**AIM OF THE EXERCISE:**
Only the pictures are to be left out; set down the rest of the records exactly.
^^^^^^^^^^^^^^^^
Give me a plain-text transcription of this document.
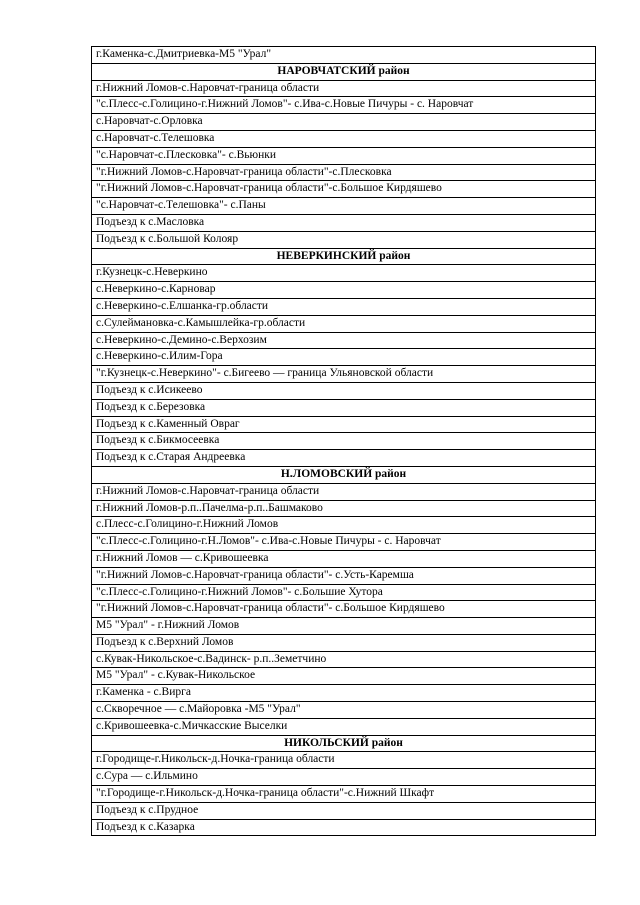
г.Каменка-с.Дмитриевка-М5 "Урал"
НАРОВЧАТСКИЙ район
г.Нижний Ломов-с.Наровчат-граница области
"с.Плесс-с.Голицино-г.Нижний Ломов"- с.Ива-с.Новые Пичуры - с. Наровчат
с.Наровчат-с.Орловка
с.Наровчат-с.Телешовка
"с.Наровчат-с.Плесковка"- с.Вьюнки
"г.Нижний Ломов-с.Наровчат-граница области"-с.Плесковка
"г.Нижний Ломов-с.Наровчат-граница области"-с.Большое Кирдяшево
"с.Наровчат-с.Телешовка"- с.Паны
Подъезд к с.Масловка
Подъезд к с.Большой Колояр
НЕВЕРКИНСКИЙ район
г.Кузнецк-с.Неверкино
с.Неверкино-с.Карновар
с.Неверкино-с.Елшанка-гр.области
с.Сулеймановка-с.Камышлейка-гр.области
с.Неверкино-с.Демино-с.Верхозим
с.Неверкино-с.Илим-Гора
"г.Кузнецк-с.Неверкино"- с.Бигеево — граница Ульяновской области
Подъезд к с.Исикеево
Подъезд к с.Березовка
Подъезд к с.Каменный Овраг
Подъезд к с.Бикмосеевка
Подъезд к с.Старая Андреевка
Н.ЛОМОВСКИЙ район
г.Нижний Ломов-с.Наровчат-граница области
г.Нижний Ломов-р.п..Пачелма-р.п..Башмаково
с.Плесс-с.Голицино-г.Нижний Ломов
"с.Плесс-с.Голицино-г.Н.Ломов"- с.Ива-с.Новые Пичуры - с. Наровчат
г.Нижний Ломов — с.Кривошеевка
"г.Нижний Ломов-с.Наровчат-граница области"- с.Усть-Каремша
"с.Плесс-с.Голицино-г.Нижний Ломов"- с.Большие Хутора
"г.Нижний Ломов-с.Наровчат-граница области"- с.Большое Кирдяшево
М5 "Урал" - г.Нижний Ломов
Подъезд к с.Верхний Ломов
с.Кувак-Никольское-с.Вадинск- р.п..Земетчино
М5 "Урал" - с.Кувак-Никольское
г.Каменка - с.Вирга
с.Скворечное — с.Майоровка -М5 "Урал"
с.Кривошеевка-с.Мичкасские Выселки
НИКОЛЬСКИЙ район
г.Городище-г.Никольск-д.Ночка-граница области
с.Сура — с.Ильмино
"г.Городище-г.Никольск-д.Ночка-граница области"-с.Нижний Шкафт
Подъезд к с.Прудное
Подъезд к с.Казарка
^^^^^^^^^^^^^^^^
**EXERCISE OUTPUT:**
Give me a plain-text transcription of this document.
г.Каменка-с.Дмитриевка-М5 "Урал"
НАРОВЧАТСКИЙ район
г.Нижний Ломов-с.Наровчат-граница области
"с.Плесс-с.Голицино-г.Нижний Ломов"- с.Ива-с.Новые Пичуры - с. Наровчат
с.Наровчат-с.Орловка
с.Наровчат-с.Телешовка
"с.Наровчат-с.Плесковка"- с.Вьюнки
"г.Нижний Ломов-с.Наровчат-граница области"-с.Плесковка
"г.Нижний Ломов-с.Наровчат-граница области"-с.Большое Кирдяшево
"с.Наровчат-с.Телешовка"- с.Паны
Подъезд к с.Масловка
Подъезд к с.Большой Колояр
НЕВЕРКИНСКИЙ район
г.Кузнецк-с.Неверкино
с.Неверкино-с.Карновар
с.Неверкино-с.Елшанка-гр.области
с.Сулеймановка-с.Камышлейка-гр.области
с.Неверкино-с.Демино-с.Верхозим
с.Неверкино-с.Илим-Гора
"г.Кузнецк-с.Неверкино"- с.Бигеево — граница Ульяновской области
Подъезд к с.Исикеево
Подъезд к с.Березовка
Подъезд к с.Каменный Овраг
Подъезд к с.Бикмосеевка
Подъезд к с.Старая Андреевка
Н.ЛОМОВСКИЙ район
г.Нижний Ломов-с.Наровчат-граница области
г.Нижний Ломов-р.п..Пачелма-р.п..Башмаково
с.Плесс-с.Голицино-г.Нижний Ломов
"с.Плесс-с.Голицино-г.Н.Ломов"- с.Ива-с.Новые Пичуры - с. Наровчат
г.Нижний Ломов — с.Кривошеевка
"г.Нижний Ломов-с.Наровчат-граница области"- с.Усть-Каремша
"с.Плесс-с.Голицино-г.Нижний Ломов"- с.Большие Хутора
"г.Нижний Ломов-с.Наровчат-граница области"- с.Большое Кирдяшево
М5 "Урал" - г.Нижний Ломов
Подъезд к с.Верхний Ломов
с.Кувак-Никольское-с.Вадинск- р.п..Земетчино
М5 "Урал" - с.Кувак-Никольское
г.Каменка - с.Вирга
с.Скворечное — с.Майоровка -М5 "Урал"
с.Кривошеевка-с.Мичкасские Выселки
НИКОЛЬСКИЙ район
г.Городище-г.Никольск-д.Ночка-граница области
с.Сура — с.Ильмино
"г.Городище-г.Никольск-д.Ночка-граница области"-с.Нижний Шкафт
Подъезд к с.Прудное
Подъезд к с.Казарка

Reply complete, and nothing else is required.